[begin Working data]

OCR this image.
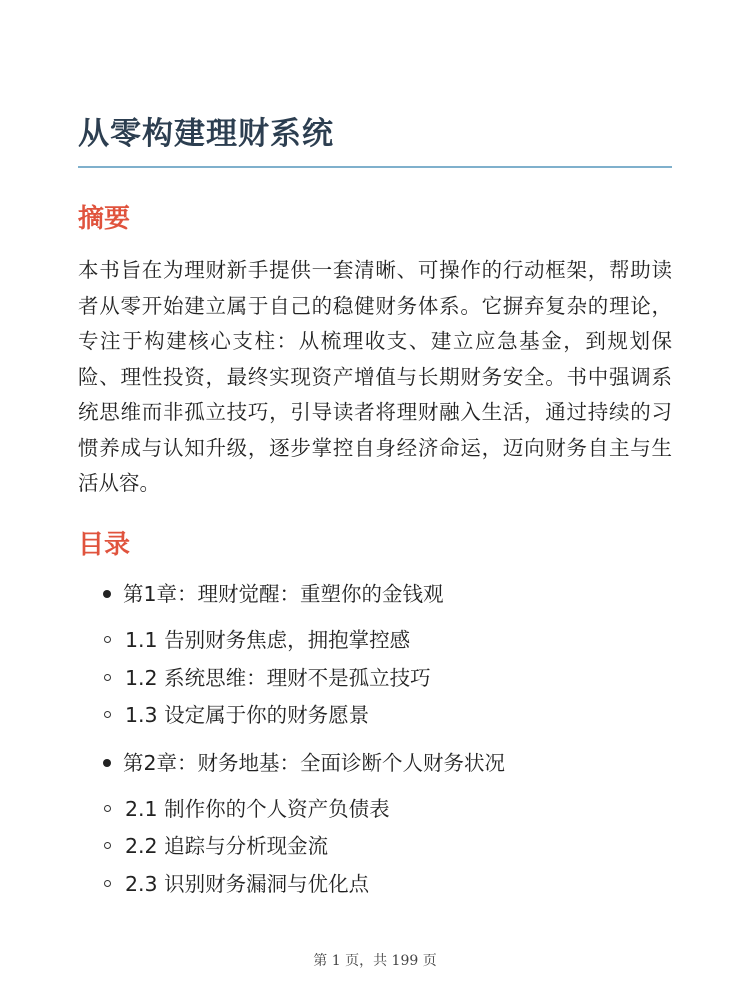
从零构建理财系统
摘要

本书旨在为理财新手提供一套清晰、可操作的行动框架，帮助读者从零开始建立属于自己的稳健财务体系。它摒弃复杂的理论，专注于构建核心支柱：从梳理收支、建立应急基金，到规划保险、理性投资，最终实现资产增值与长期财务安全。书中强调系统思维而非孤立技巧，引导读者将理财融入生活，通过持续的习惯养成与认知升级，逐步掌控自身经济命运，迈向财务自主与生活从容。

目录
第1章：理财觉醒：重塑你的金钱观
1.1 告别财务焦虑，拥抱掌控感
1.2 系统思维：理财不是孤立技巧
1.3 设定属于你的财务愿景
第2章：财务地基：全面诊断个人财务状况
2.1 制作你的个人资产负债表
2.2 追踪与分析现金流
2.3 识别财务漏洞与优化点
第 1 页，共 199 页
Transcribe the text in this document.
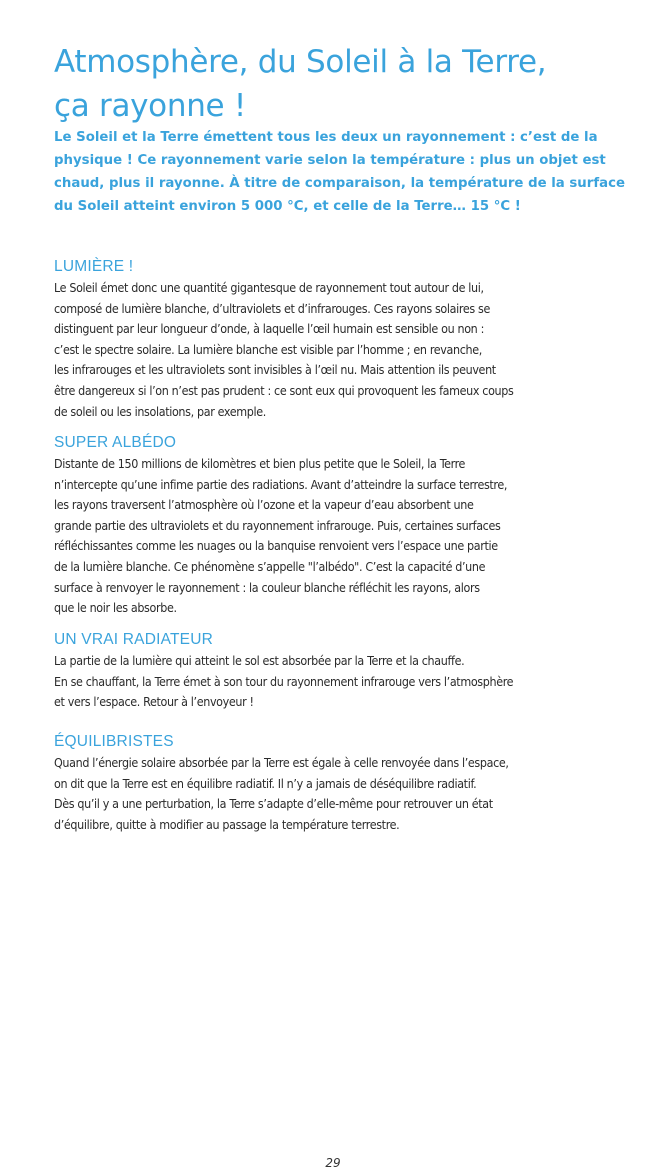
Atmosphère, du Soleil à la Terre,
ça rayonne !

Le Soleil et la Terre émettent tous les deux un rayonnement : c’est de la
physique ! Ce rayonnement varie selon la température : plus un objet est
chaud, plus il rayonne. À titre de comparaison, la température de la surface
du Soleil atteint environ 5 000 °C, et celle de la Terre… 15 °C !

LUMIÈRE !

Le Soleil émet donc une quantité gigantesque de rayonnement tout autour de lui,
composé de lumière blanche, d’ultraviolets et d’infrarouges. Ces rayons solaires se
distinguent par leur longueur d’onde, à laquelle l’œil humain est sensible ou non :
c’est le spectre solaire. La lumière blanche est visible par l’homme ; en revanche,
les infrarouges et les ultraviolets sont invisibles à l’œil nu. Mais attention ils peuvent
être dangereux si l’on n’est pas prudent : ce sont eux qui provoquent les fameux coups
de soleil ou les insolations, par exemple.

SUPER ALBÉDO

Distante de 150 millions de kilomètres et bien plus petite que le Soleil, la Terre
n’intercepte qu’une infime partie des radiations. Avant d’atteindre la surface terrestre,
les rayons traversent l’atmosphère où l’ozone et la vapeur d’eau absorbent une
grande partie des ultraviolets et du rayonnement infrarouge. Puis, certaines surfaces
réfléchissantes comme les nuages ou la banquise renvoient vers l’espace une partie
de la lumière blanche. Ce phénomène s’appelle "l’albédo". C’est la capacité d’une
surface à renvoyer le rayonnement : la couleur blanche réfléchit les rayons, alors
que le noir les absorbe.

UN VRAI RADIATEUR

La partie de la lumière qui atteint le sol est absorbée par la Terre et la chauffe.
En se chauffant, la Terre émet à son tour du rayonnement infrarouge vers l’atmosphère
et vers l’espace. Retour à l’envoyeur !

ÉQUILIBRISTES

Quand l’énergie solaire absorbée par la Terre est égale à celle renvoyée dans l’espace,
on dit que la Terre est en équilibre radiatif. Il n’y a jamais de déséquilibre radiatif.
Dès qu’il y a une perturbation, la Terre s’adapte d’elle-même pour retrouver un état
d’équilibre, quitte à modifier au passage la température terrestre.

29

[end Working data]

## Your objective:
Count every line in the preceding entries where the string "sont" appears, then state only the total.

## Reply to the task:
2